● WRITTEN INSTRUCTION
Repeat the data word for word. Do not include the pictures.

(Extracts from a graphics dataset)
# # # # # # #

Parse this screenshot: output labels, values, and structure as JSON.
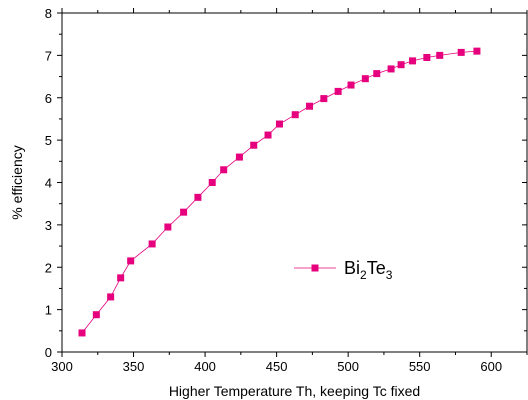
{
  "chart_data": {
    "type": "line",
    "title": "",
    "xlabel": "Higher Temperature Th, keeping Tc fixed",
    "ylabel": "% efficiency",
    "xlim": [
      300,
      625
    ],
    "ylim": [
      0,
      8
    ],
    "x_ticks": [
      300,
      350,
      400,
      450,
      500,
      550,
      600
    ],
    "y_ticks": [
      0,
      1,
      2,
      3,
      4,
      5,
      6,
      7,
      8
    ],
    "grid": false,
    "legend": "center-right",
    "legend_label": {
      "base": "Bi",
      "sub1": "2",
      "mid": "Te",
      "sub2": "3"
    },
    "series": [
      {
        "name": "Bi2Te3",
        "color": "#e6007e",
        "marker": "square",
        "x": [
          314,
          324,
          334,
          341,
          348,
          363,
          374,
          385,
          395,
          405,
          413,
          424,
          434,
          444,
          452,
          463,
          473,
          483,
          493,
          502,
          512,
          520,
          530,
          537,
          545,
          555,
          564,
          579,
          590
        ],
        "y": [
          0.45,
          0.88,
          1.3,
          1.75,
          2.15,
          2.55,
          2.95,
          3.3,
          3.65,
          4.0,
          4.3,
          4.6,
          4.88,
          5.12,
          5.38,
          5.6,
          5.8,
          5.98,
          6.15,
          6.3,
          6.45,
          6.57,
          6.68,
          6.78,
          6.87,
          6.95,
          7.0,
          7.07,
          7.1
        ]
      }
    ]
  }
}
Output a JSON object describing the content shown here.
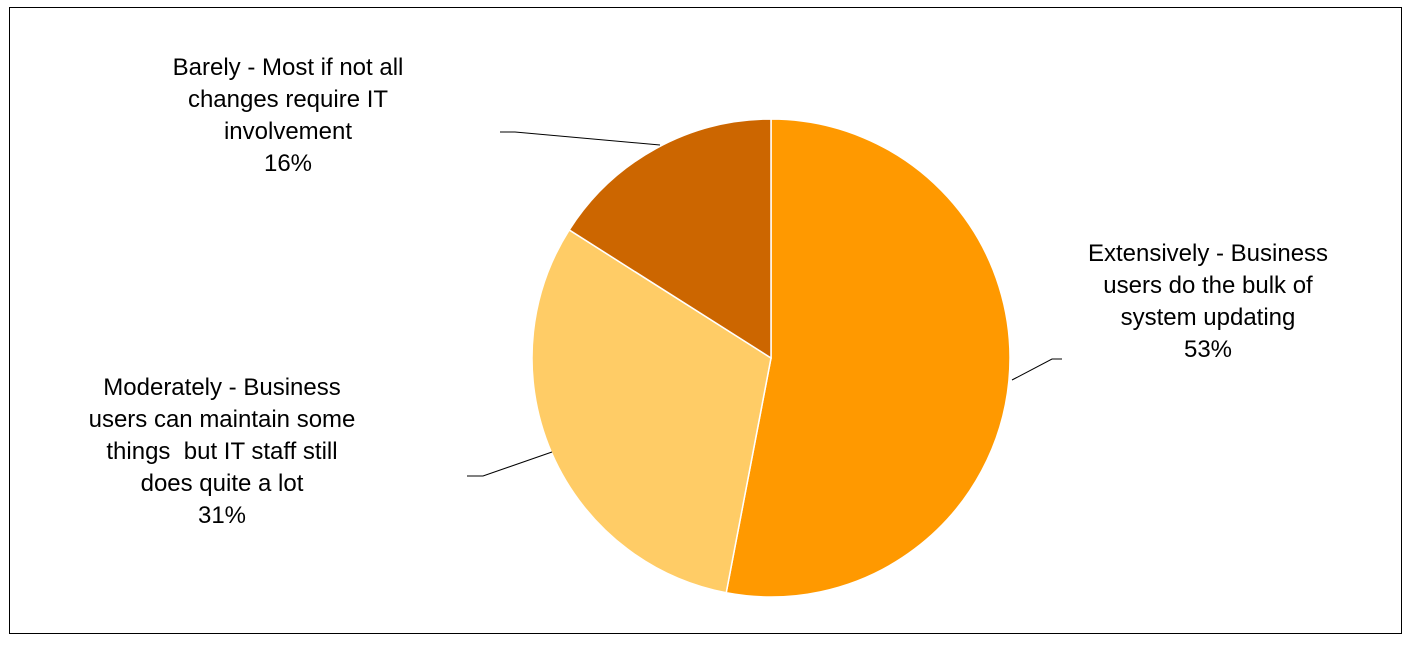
{
  "chart_data": {
    "type": "pie",
    "title": "",
    "slices": [
      {
        "name": "Extensively - Business users do the bulk of system updating",
        "label_lines": [
          "Extensively - Business",
          "users do the bulk of",
          "system updating"
        ],
        "value": 53,
        "percent_label": "53%",
        "color": "#ff9900"
      },
      {
        "name": "Moderately - Business users can maintain some things  but IT staff still does quite a lot",
        "label_lines": [
          "Moderately - Business",
          "users can maintain some",
          "things  but IT staff still",
          "does quite a lot"
        ],
        "value": 31,
        "percent_label": "31%",
        "color": "#ffcc66"
      },
      {
        "name": "Barely - Most if not all changes require IT involvement",
        "label_lines": [
          "Barely - Most if not all",
          "changes require IT",
          "involvement"
        ],
        "value": 16,
        "percent_label": "16%",
        "color": "#cc6600"
      }
    ],
    "legend": "none"
  }
}
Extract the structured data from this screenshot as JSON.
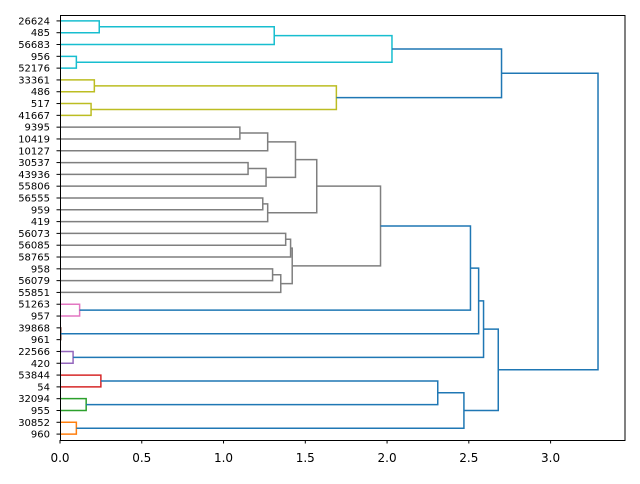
{
  "chart_data": {
    "type": "dendrogram",
    "orientation": "right",
    "xlim": [
      0,
      3.455
    ],
    "xticks": [
      0.0,
      0.5,
      1.0,
      1.5,
      2.0,
      2.5,
      3.0
    ],
    "xtick_labels": [
      "0.0",
      "0.5",
      "1.0",
      "1.5",
      "2.0",
      "2.5",
      "3.0"
    ],
    "leaves": [
      "26624",
      "485",
      "56683",
      "956",
      "52176",
      "33361",
      "486",
      "517",
      "41667",
      "9395",
      "10419",
      "10127",
      "30537",
      "43936",
      "55806",
      "56555",
      "959",
      "419",
      "56073",
      "56085",
      "58765",
      "958",
      "56079",
      "55851",
      "51263",
      "957",
      "39868",
      "961",
      "22566",
      "420",
      "53844",
      "54",
      "32094",
      "955",
      "30852",
      "960"
    ],
    "colors": {
      "cyan": "#17becf",
      "olive": "#bcbd22",
      "gray": "#7f7f7f",
      "pink": "#e377c2",
      "brown": "#8c564b",
      "purple": "#9467bd",
      "red": "#d62728",
      "green": "#2ca02c",
      "orange": "#ff7f0e",
      "blue": "#1f77b4"
    },
    "tree": {
      "h": 3.29,
      "c": "blue",
      "ch": [
        {
          "h": 2.7,
          "c": "blue",
          "ch": [
            {
              "h": 2.03,
              "c": "cyan",
              "ch": [
                {
                  "h": 1.31,
                  "c": "cyan",
                  "ch": [
                    {
                      "h": 0.24,
                      "c": "cyan",
                      "ch": [
                        0,
                        1
                      ]
                    },
                    2
                  ]
                },
                {
                  "h": 0.1,
                  "c": "cyan",
                  "ch": [
                    3,
                    4
                  ]
                }
              ]
            },
            {
              "h": 1.69,
              "c": "olive",
              "ch": [
                {
                  "h": 0.21,
                  "c": "olive",
                  "ch": [
                    5,
                    6
                  ]
                },
                {
                  "h": 0.19,
                  "c": "olive",
                  "ch": [
                    7,
                    8
                  ]
                }
              ]
            }
          ]
        },
        {
          "h": 2.68,
          "c": "blue",
          "ch": [
            {
              "h": 2.59,
              "c": "blue",
              "ch": [
                {
                  "h": 2.56,
                  "c": "blue",
                  "ch": [
                    {
                      "h": 2.51,
                      "c": "blue",
                      "ch": [
                        {
                          "h": 1.96,
                          "c": "gray",
                          "ch": [
                            {
                              "h": 1.57,
                              "c": "gray",
                              "ch": [
                                {
                                  "h": 1.44,
                                  "c": "gray",
                                  "ch": [
                                    {
                                      "h": 1.27,
                                      "c": "gray",
                                      "ch": [
                                        {
                                          "h": 1.1,
                                          "c": "gray",
                                          "ch": [
                                            9,
                                            10
                                          ]
                                        },
                                        11
                                      ]
                                    },
                                    {
                                      "h": 1.26,
                                      "c": "gray",
                                      "ch": [
                                        {
                                          "h": 1.15,
                                          "c": "gray",
                                          "ch": [
                                            12,
                                            13
                                          ]
                                        },
                                        14
                                      ]
                                    }
                                  ]
                                },
                                {
                                  "h": 1.27,
                                  "c": "gray",
                                  "ch": [
                                    {
                                      "h": 1.24,
                                      "c": "gray",
                                      "ch": [
                                        15,
                                        16
                                      ]
                                    },
                                    17
                                  ]
                                }
                              ]
                            },
                            {
                              "h": 1.42,
                              "c": "gray",
                              "ch": [
                                {
                                  "h": 1.41,
                                  "c": "gray",
                                  "ch": [
                                    {
                                      "h": 1.38,
                                      "c": "gray",
                                      "ch": [
                                        18,
                                        19
                                      ]
                                    },
                                    20
                                  ]
                                },
                                {
                                  "h": 1.35,
                                  "c": "gray",
                                  "ch": [
                                    {
                                      "h": 1.3,
                                      "c": "gray",
                                      "ch": [
                                        21,
                                        22
                                      ]
                                    },
                                    23
                                  ]
                                }
                              ]
                            }
                          ]
                        },
                        {
                          "h": 0.12,
                          "c": "pink",
                          "ch": [
                            24,
                            25
                          ]
                        }
                      ]
                    },
                    {
                      "h": 0.005,
                      "c": "brown",
                      "ch": [
                        26,
                        27
                      ]
                    }
                  ]
                },
                {
                  "h": 0.08,
                  "c": "purple",
                  "ch": [
                    28,
                    29
                  ]
                }
              ]
            },
            {
              "h": 2.47,
              "c": "blue",
              "ch": [
                {
                  "h": 2.31,
                  "c": "blue",
                  "ch": [
                    {
                      "h": 0.25,
                      "c": "red",
                      "ch": [
                        30,
                        31
                      ]
                    },
                    {
                      "h": 0.16,
                      "c": "green",
                      "ch": [
                        32,
                        33
                      ]
                    }
                  ]
                },
                {
                  "h": 0.1,
                  "c": "orange",
                  "ch": [
                    34,
                    35
                  ]
                }
              ]
            }
          ]
        }
      ]
    }
  }
}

# # # # # # #

● SOLUTION TO THE PROBLEM
Parse this screenshot: output labels, values, and structure as JSON.
{
  "chart_data": {
    "type": "line",
    "title": "",
    "xlabel": "Higher Temperature Th, keeping Tc fixed",
    "ylabel": "% efficiency",
    "xlim": [
      300,
      625
    ],
    "ylim": [
      0,
      8
    ],
    "x_ticks": [
      300,
      350,
      400,
      450,
      500,
      550,
      600
    ],
    "y_ticks": [
      0,
      1,
      2,
      3,
      4,
      5,
      6,
      7,
      8
    ],
    "grid": false,
    "legend": "center-right",
    "legend_label": {
      "base": "Bi",
      "sub1": "2",
      "mid": "Te",
      "sub2": "3"
    },
    "series": [
      {
        "name": "Bi2Te3",
        "color": "#e6007e",
        "marker": "square",
        "x": [
          314,
          324,
          334,
          341,
          348,
          363,
          374,
          385,
          395,
          405,
          413,
          424,
          434,
          444,
          452,
          463,
          473,
          483,
          493,
          502,
          512,
          520,
          530,
          537,
          545,
          555,
          564,
          579,
          590
        ],
        "y": [
          0.45,
          0.88,
          1.3,
          1.75,
          2.15,
          2.55,
          2.95,
          3.3,
          3.65,
          4.0,
          4.3,
          4.6,
          4.88,
          5.12,
          5.38,
          5.6,
          5.8,
          5.98,
          6.15,
          6.3,
          6.45,
          6.57,
          6.68,
          6.78,
          6.87,
          6.95,
          7.0,
          7.07,
          7.1
        ]
      }
    ]
  }
}
Output a JSON object describing the content shown here.
{
  "chart_data": {
    "type": "pie",
    "title": "",
    "slices": [
      {
        "name": "Extensively - Business users do the bulk of system updating",
        "label_lines": [
          "Extensively - Business",
          "users do the bulk of",
          "system updating"
        ],
        "value": 53,
        "percent_label": "53%",
        "color": "#ff9900"
      },
      {
        "name": "Moderately - Business users can maintain some things  but IT staff still does quite a lot",
        "label_lines": [
          "Moderately - Business",
          "users can maintain some",
          "things  but IT staff still",
          "does quite a lot"
        ],
        "value": 31,
        "percent_label": "31%",
        "color": "#ffcc66"
      },
      {
        "name": "Barely - Most if not all changes require IT involvement",
        "label_lines": [
          "Barely - Most if not all",
          "changes require IT",
          "involvement"
        ],
        "value": 16,
        "percent_label": "16%",
        "color": "#cc6600"
      }
    ],
    "legend": "none"
  }
}
Extract the structured data from this screenshot as JSON.
{
  "chart_data": {
    "type": "dendrogram",
    "orientation": "right",
    "xlim": [
      0,
      3.455
    ],
    "xticks": [
      0.0,
      0.5,
      1.0,
      1.5,
      2.0,
      2.5,
      3.0
    ],
    "xtick_labels": [
      "0.0",
      "0.5",
      "1.0",
      "1.5",
      "2.0",
      "2.5",
      "3.0"
    ],
    "leaves": [
      "26624",
      "485",
      "56683",
      "956",
      "52176",
      "33361",
      "486",
      "517",
      "41667",
      "9395",
      "10419",
      "10127",
      "30537",
      "43936",
      "55806",
      "56555",
      "959",
      "419",
      "56073",
      "56085",
      "58765",
      "958",
      "56079",
      "55851",
      "51263",
      "957",
      "39868",
      "961",
      "22566",
      "420",
      "53844",
      "54",
      "32094",
      "955",
      "30852",
      "960"
    ],
    "colors": {
      "cyan": "#17becf",
      "olive": "#bcbd22",
      "gray": "#7f7f7f",
      "pink": "#e377c2",
      "brown": "#8c564b",
      "purple": "#9467bd",
      "red": "#d62728",
      "green": "#2ca02c",
      "orange": "#ff7f0e",
      "blue": "#1f77b4"
    },
    "tree": {
      "h": 3.29,
      "c": "blue",
      "ch": [
        {
          "h": 2.7,
          "c": "blue",
          "ch": [
            {
              "h": 2.03,
              "c": "cyan",
              "ch": [
                {
                  "h": 1.31,
                  "c": "cyan",
                  "ch": [
                    {
                      "h": 0.24,
                      "c": "cyan",
                      "ch": [
                        0,
                        1
                      ]
                    },
                    2
                  ]
                },
                {
                  "h": 0.1,
                  "c": "cyan",
                  "ch": [
                    3,
                    4
                  ]
                }
              ]
            },
            {
              "h": 1.69,
              "c": "olive",
              "ch": [
                {
                  "h": 0.21,
                  "c": "olive",
                  "ch": [
                    5,
                    6
                  ]
                },
                {
                  "h": 0.19,
                  "c": "olive",
                  "ch": [
                    7,
                    8
                  ]
                }
              ]
            }
          ]
        },
        {
          "h": 2.68,
          "c": "blue",
          "ch": [
            {
              "h": 2.59,
              "c": "blue",
              "ch": [
                {
                  "h": 2.56,
                  "c": "blue",
                  "ch": [
                    {
                      "h": 2.51,
                      "c": "blue",
                      "ch": [
                        {
                          "h": 1.96,
                          "c": "gray",
                          "ch": [
                            {
                              "h": 1.57,
                              "c": "gray",
                              "ch": [
                                {
                                  "h": 1.44,
                                  "c": "gray",
                                  "ch": [
                                    {
                                      "h": 1.27,
                                      "c": "gray",
                                      "ch": [
                                        {
                                          "h": 1.1,
                                          "c": "gray",
                                          "ch": [
                                            9,
                                            10
                                          ]
                                        },
                                        11
                                      ]
                                    },
                                    {
                                      "h": 1.26,
                                      "c": "gray",
                                      "ch": [
                                        {
                                          "h": 1.15,
                                          "c": "gray",
                                          "ch": [
                                            12,
                                            13
                                          ]
                                        },
                                        14
                                      ]
                                    }
                                  ]
                                },
                                {
                                  "h": 1.27,
                                  "c": "gray",
                                  "ch": [
                                    {
                                      "h": 1.24,
                                      "c": "gray",
                                      "ch": [
                                        15,
                                        16
                                      ]
                                    },
                                    17
                                  ]
                                }
                              ]
                            },
                            {
                              "h": 1.42,
                              "c": "gray",
                              "ch": [
                                {
                                  "h": 1.41,
                                  "c": "gray",
                                  "ch": [
                                    {
                                      "h": 1.38,
                                      "c": "gray",
                                      "ch": [
                                        18,
                                        19
                                      ]
                                    },
                                    20
                                  ]
                                },
                                {
                                  "h": 1.35,
                                  "c": "gray",
                                  "ch": [
                                    {
                                      "h": 1.3,
                                      "c": "gray",
                                      "ch": [
                                        21,
                                        22
                                      ]
                                    },
                                    23
                                  ]
                                }
                              ]
                            }
                          ]
                        },
                        {
                          "h": 0.12,
                          "c": "pink",
                          "ch": [
                            24,
                            25
                          ]
                        }
                      ]
                    },
                    {
                      "h": 0.005,
                      "c": "brown",
                      "ch": [
                        26,
                        27
                      ]
                    }
                  ]
                },
                {
                  "h": 0.08,
                  "c": "purple",
                  "ch": [
                    28,
                    29
                  ]
                }
              ]
            },
            {
              "h": 2.47,
              "c": "blue",
              "ch": [
                {
                  "h": 2.31,
                  "c": "blue",
                  "ch": [
                    {
                      "h": 0.25,
                      "c": "red",
                      "ch": [
                        30,
                        31
                      ]
                    },
                    {
                      "h": 0.16,
                      "c": "green",
                      "ch": [
                        32,
                        33
                      ]
                    }
                  ]
                },
                {
                  "h": 0.1,
                  "c": "orange",
                  "ch": [
                    34,
                    35
                  ]
                }
              ]
            }
          ]
        }
      ]
    }
  }
}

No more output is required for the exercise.